▶ **Dokumenttext**
──────

Cover des neuen Handbuchs über den Riensberger Friedhof in Bremen |
Deshalb ist es also umso mehr zu begrüßen, dass jetzt wenigstens über den Riensberger Friedhof ein Taschenbuch erschienen ist, das die Grabmalkultur und Friedhofsgeschichte in Form eines Handbuches von A-Z lexikalisch aufbereitet. (Ich kann mir den Hinweis nicht verkneifen, dass dafür wohl das zur Zeit vergriffene Ohlsdorfbuch von Helmut Schoenfeld Vorbild war. An einer Neuauflage wird übrigens gerade gearbeitet.)
Zwei Kulturwissenschaftlerinnen - Gerda Engelbracht M.A. und Dr, Andrea Hauser - stellen in diesem Buch ungefähr 200 Kurzbiografien von in Riensberg bestatteten Persönlichkeiten der Bremer Geschichte vor,vermischt mit ungefähr 170 Stichworten zum Thema Friedhof und Sepulkralkultur. Die Stichworte thematisieren zum Beispiel bestimmte Symbole auf Grabmalen, Besatttungsarten, Pflanzen oder auch die Hochbauten des Friedhofs.

──────

▶ **Extrahiertes Material**
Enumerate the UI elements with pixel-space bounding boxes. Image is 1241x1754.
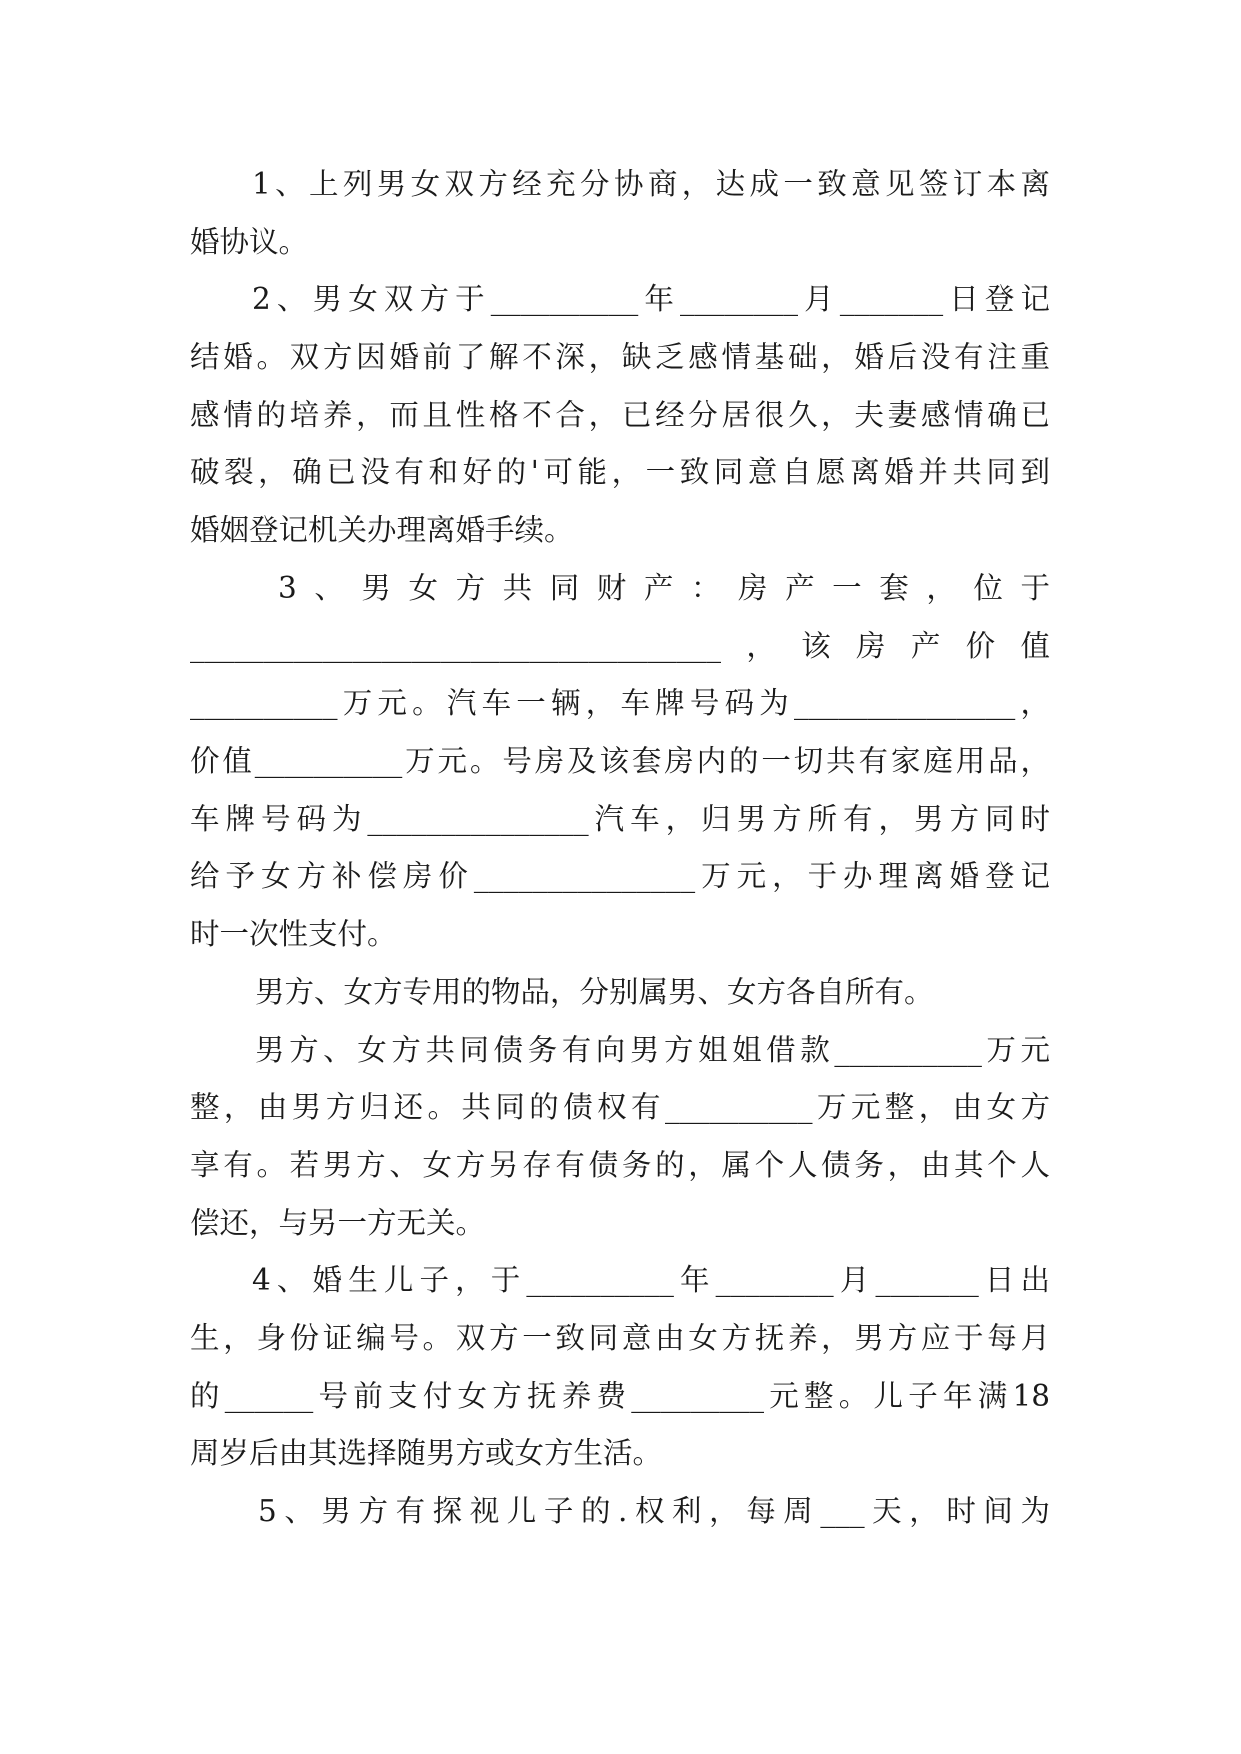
text-line: 婚姻登记机关办理离婚手续。 (190, 513, 574, 547)
text-line: 结婚。双方因婚前了解不深，缺乏感情基础，婚后没有注重 (190, 340, 1050, 374)
text-line: __________万元。汽车一辆，车牌号码为_______________， (190, 686, 1050, 720)
text-line: 感情的培养，而且性格不合，已经分居很久，夫妻感情确已 (190, 398, 1050, 432)
text-line: 时一次性支付。 (190, 917, 397, 951)
text-line: 车牌号码为_______________汽车，归男方所有，男方同时 (190, 802, 1050, 836)
text-line: 2、男女双方于__________年________月_______日登记 (252, 282, 1050, 316)
text-line: 生，身份证编号。双方一致同意由女方抚养，男方应于每月 (190, 1321, 1050, 1355)
text-line: 价值__________万元。号房及该套房内的一切共有家庭用品， (190, 744, 1050, 778)
text-line: 破裂，确已没有和好的'可能，一致同意自愿离婚并共同到 (190, 455, 1050, 489)
text-line: ____________________________________，该房产价值 (190, 629, 1050, 663)
text-line: 周岁后由其选择随男方或女方生活。 (190, 1436, 663, 1470)
text-line: 男方、女方共同债务有向男方姐姐借款__________万元 (255, 1033, 1050, 1067)
text-line: 5、男方有探视儿子的.权利，每周___天，时间为 (258, 1494, 1050, 1528)
text-line: 给予女方补偿房价_______________万元，于办理离婚登记 (190, 859, 1050, 893)
text-line: 3、男女方共同财产：房产一套，位于 (278, 571, 1050, 605)
text-line: 男方、女方专用的物品，分别属男、女方各自所有。 (255, 975, 934, 1009)
text-line: 享有。若男方、女方另存有债务的，属个人债务，由其个人 (190, 1148, 1050, 1182)
text-line: 偿还，与另一方无关。 (190, 1206, 486, 1240)
text-line: 婚协议。 (190, 225, 309, 259)
text-line: 的______号前支付女方抚养费_________元整。儿子年满18 (190, 1379, 1050, 1413)
text-line: 整，由男方归还。共同的债权有__________万元整，由女方 (190, 1090, 1050, 1124)
text-line: 4、婚生儿子，于__________年________月_______日出 (252, 1263, 1050, 1297)
text-line: 1、上列男女双方经充分协商，达成一致意见签订本离 (252, 167, 1050, 201)
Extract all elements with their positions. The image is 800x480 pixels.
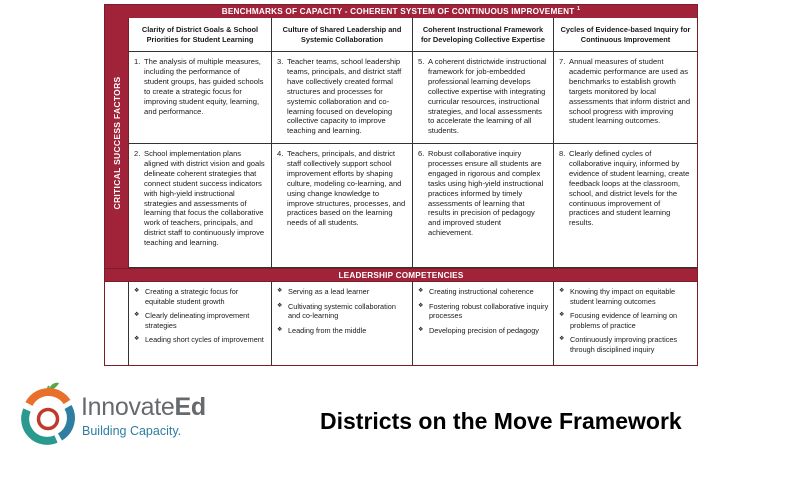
factor-cell: [413, 52, 554, 144]
factor-text: Robust collaborative inquiry processes ensure all students are engaged in rigorous and complex tasks using high-yield instructional practices informed by timely assessments of learning that results in precision of pedagogy and improved student achievement.: [428, 149, 544, 238]
factor-number: 6.: [418, 149, 425, 158]
competency-item: [134, 311, 267, 330]
factor-text: School implementation plans aligned with district vision and goals delineate coherent strategies that connect student success indicators with high-yield instructional strategies and assessments of learning that focus the collaborative work of teachers, principals, and district staff to continuously improve teaching and learning.: [144, 149, 265, 248]
competency-list: [554, 282, 697, 366]
factor-cell: [272, 52, 413, 144]
brand-tagline: Building Capacity.: [82, 424, 182, 438]
competency-item: [559, 311, 693, 330]
diamond-bullet-icon: ❖: [134, 312, 140, 319]
competency-item: [134, 287, 267, 306]
competency-text: Leading short cycles of improvement: [145, 335, 264, 345]
competency-text: Focusing evidence of learning on problems of practice: [570, 311, 678, 330]
competency-text: Knowing thy impact on equitable student learning outcomes: [570, 287, 676, 306]
column-header-instruction: Coherent Instructional Framework for Developing Collective Expertise: [413, 18, 554, 52]
factor-cell: [129, 52, 272, 144]
diamond-bullet-icon: ❖: [134, 288, 140, 294]
factor-number: 7.: [559, 57, 566, 66]
competency-text: Clearly delineating improvement strategies: [145, 311, 250, 330]
side-label-text: CRITICAL SUCCESS FACTORS: [111, 76, 122, 210]
brand-name: [81, 393, 206, 422]
factor-cell: [272, 144, 413, 268]
factor-cell: [129, 144, 272, 268]
apple-ring-logo-icon: [20, 382, 78, 446]
competency-item: [134, 335, 267, 345]
diamond-bullet-icon: ❖: [559, 288, 565, 294]
competency-item: [277, 302, 408, 321]
competency-text: Creating instructional coherence: [429, 287, 534, 296]
diamond-bullet-icon: ❖: [134, 336, 140, 343]
competency-text: Cultivating systemic collaboration and co-learning: [288, 301, 396, 321]
competency-text: Fostering robust collaborative inquiry processes: [429, 301, 549, 321]
factor-number: 5.: [418, 57, 425, 66]
factor-cell: [413, 144, 554, 268]
competency-list: [272, 282, 413, 366]
competency-text: Leading from the middle: [288, 325, 367, 335]
slide-title: Districts on the Move Framework: [320, 408, 682, 434]
competency-text: Serving as a lead learner: [288, 287, 370, 296]
competencies-spacer: [105, 282, 129, 366]
competency-list: [129, 282, 272, 366]
competency-item: [418, 287, 549, 297]
diamond-bullet-icon: ❖: [277, 326, 283, 333]
brand-name-regular: Innovate: [81, 393, 175, 421]
diamond-bullet-icon: ❖: [559, 336, 565, 343]
factor-text: Teachers, principals, and district staff collectively support school improvement efforts by shaping culture, modeling co-learning, and using change knowledge to improve structures, processes, and practices based on the learning needs of all students.: [287, 149, 406, 228]
factor-text: Teacher teams, school leadership teams, principals, and district staff have collectively created formal structures and processes for systemic collaboration and co-learning focused on developing collective capacity to improve teaching and learning.: [287, 57, 402, 136]
benchmarks-banner: [105, 5, 697, 18]
factor-number: 4.: [277, 149, 284, 158]
factor-number: 2.: [134, 149, 141, 158]
column-header-goals: Clarity of District Goals & School Priorities for Student Learning: [129, 18, 272, 52]
competency-list: [413, 282, 554, 366]
factor-text: The analysis of multiple measures, including the performance of student groups, has guided schools to create a strategic focus for improving student equity, learning, and performance.: [144, 57, 264, 116]
competency-item: [559, 287, 693, 306]
diamond-bullet-icon: ❖: [559, 312, 565, 319]
factor-cell: [554, 144, 697, 268]
footnote-marker: 1: [576, 6, 581, 12]
column-header-inquiry: Cycles of Evidence-based Inquiry for Continuous Improvement: [554, 18, 697, 52]
factor-number: 1.: [134, 57, 141, 66]
factor-text: Annual measures of student academic performance are used as benchmarks to establish growth targets monitored by local assessments that inform district and school progress with improving student learning outcomes.: [569, 57, 691, 126]
column-header-culture: Culture of Shared Leadership and Systemic Collaboration: [272, 18, 413, 52]
competency-item: [559, 335, 693, 354]
innovateed-logo: [20, 382, 260, 448]
brand-name-bold: Ed: [174, 393, 206, 421]
competency-item: [277, 287, 408, 297]
diamond-bullet-icon: ❖: [277, 302, 283, 309]
framework-table: [104, 4, 698, 366]
competency-item: [277, 326, 408, 336]
leadership-competencies-banner: LEADERSHIP COMPETENCIES: [105, 268, 697, 282]
factor-cell: [554, 52, 697, 144]
diamond-bullet-icon: ❖: [418, 302, 424, 309]
competency-text: Creating a strategic focus for equitable student growth: [145, 287, 239, 306]
factor-text: Clearly defined cycles of collaborative inquiry, informed by evidence of student learning, create feedback loops at the classroom, school, and district levels for the continuous improvement of practices and student learning results.: [569, 149, 690, 228]
diamond-bullet-icon: ❖: [418, 326, 424, 333]
factor-text: A coherent districtwide instructional framework for job-embedded professional learning develops collective expertise with integrating curricular resources, instructional strategies, and local assessments to accelerate the learning of all students.: [428, 57, 547, 136]
critical-success-factors-label: [105, 18, 129, 268]
factor-number: 8.: [559, 149, 566, 158]
competency-item: [418, 302, 549, 321]
competency-text: Developing precision of pedagogy: [429, 325, 539, 335]
competency-item: [418, 326, 549, 336]
factor-number: 3.: [277, 57, 284, 66]
diamond-bullet-icon: ❖: [277, 288, 283, 294]
diamond-bullet-icon: ❖: [418, 288, 424, 294]
benchmarks-banner-text: BENCHMARKS OF CAPACITY - COHERENT SYSTEM OF CONTINUOUS IMPROVEMENT: [221, 7, 575, 16]
competency-text: Continuously improving practices through disciplined inquiry: [570, 335, 678, 354]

──────

▶ **Zu erledigende Aufgaben**
**1)** Prüfen Sie, ob die folgenden Aussagen mit dem Dokumenttext übereinstimmen: (a) Das Buch über den Riensberger Friedhof ist als Taschenbuch erschienen. (b) Das Ohlsdorfbuch von Helmut Schoenfeld ist derzeit lieferbar. (c) Das Buch stellt ungefähr 300 Kurzbiografien vor. Antworten Sie jeweils mit Ja oder Nein und zitieren Sie die entscheidenden Worte wörtlich.
**2)** Nennen Sie sämtliche Personen, die im Dokumenttext namentlich erwähnt werden.
**3)** Beantworten Sie anhand des Dokumenttexts:
(a) Wie viele Stichworte zum Thema Friedhof und Sepulkralkultur enthält das Buch ungefähr?
(b) Woran wird beim Ohlsdorfbuch derzeit gearbeitet?
(c) In welcher Form bereitet das Buch Grabmalkultur und Friedhofsgeschichte auf?

▶ **Erwartete Ergebnisse**
**1)**
(a) Ja: „ein Taschenbuch erschienen ist“
(b) Nein: „das zur Zeit vergriffene Ohlsdorfbuch von Helmut Schoenfeld“
(c) Nein: „ungefähr 200 Kurzbiografien“

**2)** Helmut Schoenfeld; Gerda Engelbracht; Andrea Hauser

**3)**
(a) Ungefähr 170.
(b) An einer Neuauflage.
(c) In Form eines Handbuches von A-Z, lexikalisch aufbereitet.